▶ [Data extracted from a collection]

* START *

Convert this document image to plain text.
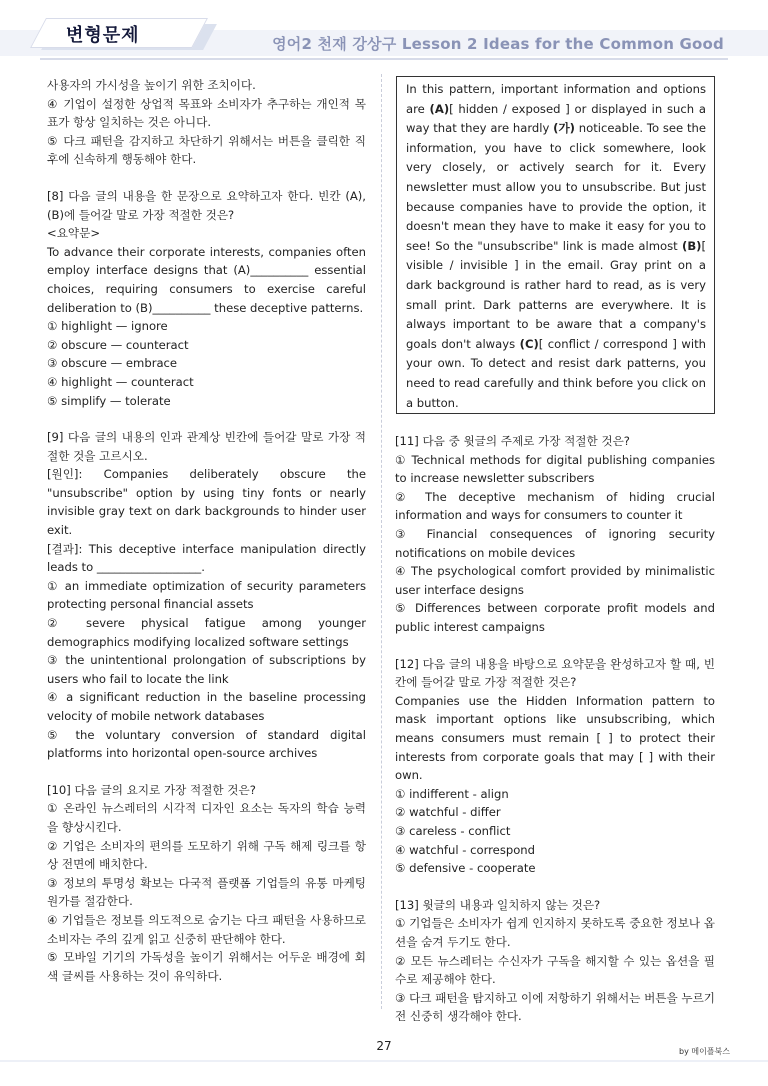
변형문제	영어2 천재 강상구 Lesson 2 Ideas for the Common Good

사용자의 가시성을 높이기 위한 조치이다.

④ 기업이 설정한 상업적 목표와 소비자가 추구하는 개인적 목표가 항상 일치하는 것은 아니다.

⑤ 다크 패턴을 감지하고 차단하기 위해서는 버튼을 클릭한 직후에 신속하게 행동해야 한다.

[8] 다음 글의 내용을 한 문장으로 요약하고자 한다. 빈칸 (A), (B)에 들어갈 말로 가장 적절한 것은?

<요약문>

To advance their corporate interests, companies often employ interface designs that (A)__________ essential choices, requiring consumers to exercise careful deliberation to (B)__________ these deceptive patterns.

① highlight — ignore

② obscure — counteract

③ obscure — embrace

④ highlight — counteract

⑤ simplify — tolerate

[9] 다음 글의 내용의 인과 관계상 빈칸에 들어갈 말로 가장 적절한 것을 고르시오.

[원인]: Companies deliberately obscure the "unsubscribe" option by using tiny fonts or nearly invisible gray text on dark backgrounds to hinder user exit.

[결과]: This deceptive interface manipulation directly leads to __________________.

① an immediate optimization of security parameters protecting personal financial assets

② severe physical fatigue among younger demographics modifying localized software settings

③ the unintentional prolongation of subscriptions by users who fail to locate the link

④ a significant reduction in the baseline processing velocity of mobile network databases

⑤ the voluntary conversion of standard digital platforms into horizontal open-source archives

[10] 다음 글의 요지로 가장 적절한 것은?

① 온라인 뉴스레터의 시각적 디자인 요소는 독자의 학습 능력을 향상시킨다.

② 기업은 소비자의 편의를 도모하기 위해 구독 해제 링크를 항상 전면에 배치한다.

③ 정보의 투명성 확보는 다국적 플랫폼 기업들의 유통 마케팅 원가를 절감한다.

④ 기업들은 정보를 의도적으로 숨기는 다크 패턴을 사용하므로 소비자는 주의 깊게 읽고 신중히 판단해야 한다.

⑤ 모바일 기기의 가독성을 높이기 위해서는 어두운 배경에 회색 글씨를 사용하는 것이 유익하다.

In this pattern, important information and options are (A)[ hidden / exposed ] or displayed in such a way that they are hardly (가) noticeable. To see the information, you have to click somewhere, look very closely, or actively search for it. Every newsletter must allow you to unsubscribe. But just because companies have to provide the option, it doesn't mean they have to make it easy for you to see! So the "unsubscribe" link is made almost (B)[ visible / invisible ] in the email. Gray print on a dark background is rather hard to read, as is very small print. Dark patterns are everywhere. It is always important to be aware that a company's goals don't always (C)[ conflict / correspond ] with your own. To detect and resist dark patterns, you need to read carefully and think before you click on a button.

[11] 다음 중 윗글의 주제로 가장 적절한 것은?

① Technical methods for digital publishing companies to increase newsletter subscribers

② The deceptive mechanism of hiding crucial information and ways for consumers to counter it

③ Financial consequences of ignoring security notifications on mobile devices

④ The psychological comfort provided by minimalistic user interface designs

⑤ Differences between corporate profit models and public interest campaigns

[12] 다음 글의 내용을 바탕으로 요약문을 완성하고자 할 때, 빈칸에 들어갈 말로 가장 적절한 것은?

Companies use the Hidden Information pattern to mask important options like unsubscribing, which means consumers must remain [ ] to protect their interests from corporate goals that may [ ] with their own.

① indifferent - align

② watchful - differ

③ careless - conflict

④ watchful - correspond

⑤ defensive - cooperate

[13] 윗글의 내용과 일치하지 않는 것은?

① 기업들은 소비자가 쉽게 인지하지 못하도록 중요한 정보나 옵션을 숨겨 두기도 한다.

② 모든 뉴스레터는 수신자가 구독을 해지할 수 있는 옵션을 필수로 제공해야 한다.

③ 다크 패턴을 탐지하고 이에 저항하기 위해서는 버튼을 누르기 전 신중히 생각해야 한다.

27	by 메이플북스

* END *
* START *

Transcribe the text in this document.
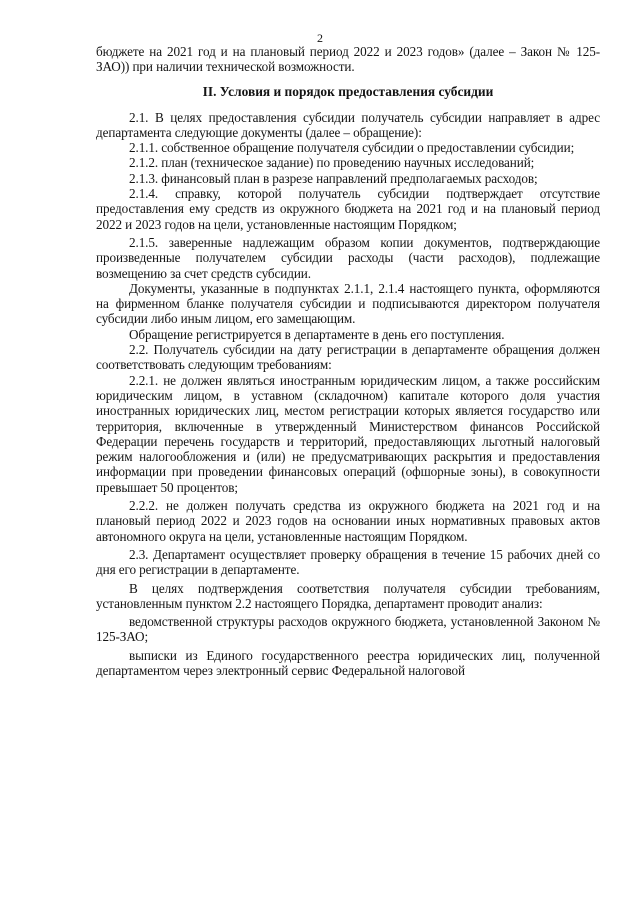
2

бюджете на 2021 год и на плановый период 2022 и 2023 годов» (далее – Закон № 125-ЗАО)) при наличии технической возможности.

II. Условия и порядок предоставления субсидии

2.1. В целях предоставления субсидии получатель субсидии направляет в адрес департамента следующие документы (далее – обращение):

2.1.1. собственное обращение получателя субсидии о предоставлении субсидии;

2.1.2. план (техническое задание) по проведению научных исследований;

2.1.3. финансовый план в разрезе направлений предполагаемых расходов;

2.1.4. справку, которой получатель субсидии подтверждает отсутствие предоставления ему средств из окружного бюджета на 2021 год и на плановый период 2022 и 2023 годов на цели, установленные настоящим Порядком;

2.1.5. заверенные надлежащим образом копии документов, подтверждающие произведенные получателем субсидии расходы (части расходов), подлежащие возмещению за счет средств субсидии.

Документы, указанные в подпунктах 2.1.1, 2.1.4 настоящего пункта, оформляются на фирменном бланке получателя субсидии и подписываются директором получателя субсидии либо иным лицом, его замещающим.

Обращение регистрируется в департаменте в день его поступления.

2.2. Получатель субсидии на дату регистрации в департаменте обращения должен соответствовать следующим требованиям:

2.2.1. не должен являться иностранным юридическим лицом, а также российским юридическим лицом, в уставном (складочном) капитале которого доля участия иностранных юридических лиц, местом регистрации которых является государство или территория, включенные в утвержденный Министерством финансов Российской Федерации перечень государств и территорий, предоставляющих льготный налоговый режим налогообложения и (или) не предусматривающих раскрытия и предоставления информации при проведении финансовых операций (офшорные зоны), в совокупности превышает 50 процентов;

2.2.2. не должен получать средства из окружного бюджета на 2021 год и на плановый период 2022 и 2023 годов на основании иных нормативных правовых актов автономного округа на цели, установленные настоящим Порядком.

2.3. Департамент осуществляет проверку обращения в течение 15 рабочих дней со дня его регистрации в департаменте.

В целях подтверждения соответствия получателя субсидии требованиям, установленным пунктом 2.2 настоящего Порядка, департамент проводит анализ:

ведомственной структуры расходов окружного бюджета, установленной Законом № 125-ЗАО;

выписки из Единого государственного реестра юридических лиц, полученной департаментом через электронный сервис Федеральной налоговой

* END *
* START *

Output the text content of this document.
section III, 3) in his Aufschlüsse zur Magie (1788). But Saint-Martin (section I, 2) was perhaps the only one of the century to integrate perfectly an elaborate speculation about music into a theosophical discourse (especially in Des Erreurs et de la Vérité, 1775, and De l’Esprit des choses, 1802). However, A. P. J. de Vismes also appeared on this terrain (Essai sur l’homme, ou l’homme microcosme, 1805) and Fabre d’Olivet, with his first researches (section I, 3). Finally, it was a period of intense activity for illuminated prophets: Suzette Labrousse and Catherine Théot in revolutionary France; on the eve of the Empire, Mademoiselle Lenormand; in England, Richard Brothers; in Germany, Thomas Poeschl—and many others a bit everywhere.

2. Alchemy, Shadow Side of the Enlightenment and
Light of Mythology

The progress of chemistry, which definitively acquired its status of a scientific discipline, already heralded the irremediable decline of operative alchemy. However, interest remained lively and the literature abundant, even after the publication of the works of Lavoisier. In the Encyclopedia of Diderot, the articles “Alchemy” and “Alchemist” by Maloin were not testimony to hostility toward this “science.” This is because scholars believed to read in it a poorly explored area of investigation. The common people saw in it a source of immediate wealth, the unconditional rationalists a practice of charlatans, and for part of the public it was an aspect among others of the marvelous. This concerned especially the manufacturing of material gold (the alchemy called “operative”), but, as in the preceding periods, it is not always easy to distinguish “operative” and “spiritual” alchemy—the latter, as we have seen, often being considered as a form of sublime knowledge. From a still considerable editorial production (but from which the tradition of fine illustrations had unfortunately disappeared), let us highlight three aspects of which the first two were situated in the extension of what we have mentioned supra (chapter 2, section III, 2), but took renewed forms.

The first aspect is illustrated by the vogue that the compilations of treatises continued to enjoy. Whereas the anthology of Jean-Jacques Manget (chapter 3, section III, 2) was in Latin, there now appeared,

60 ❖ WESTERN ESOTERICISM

* END *

List each line in the listing that contains the string "obscure".

▶ [Task solution]
② obscure — counteract
③ obscure — embrace
[원인]: Companies deliberately obscure the "unsubscribe" option by using tiny fonts or nearly invisible gray text on dark backgrounds to hinder user exit.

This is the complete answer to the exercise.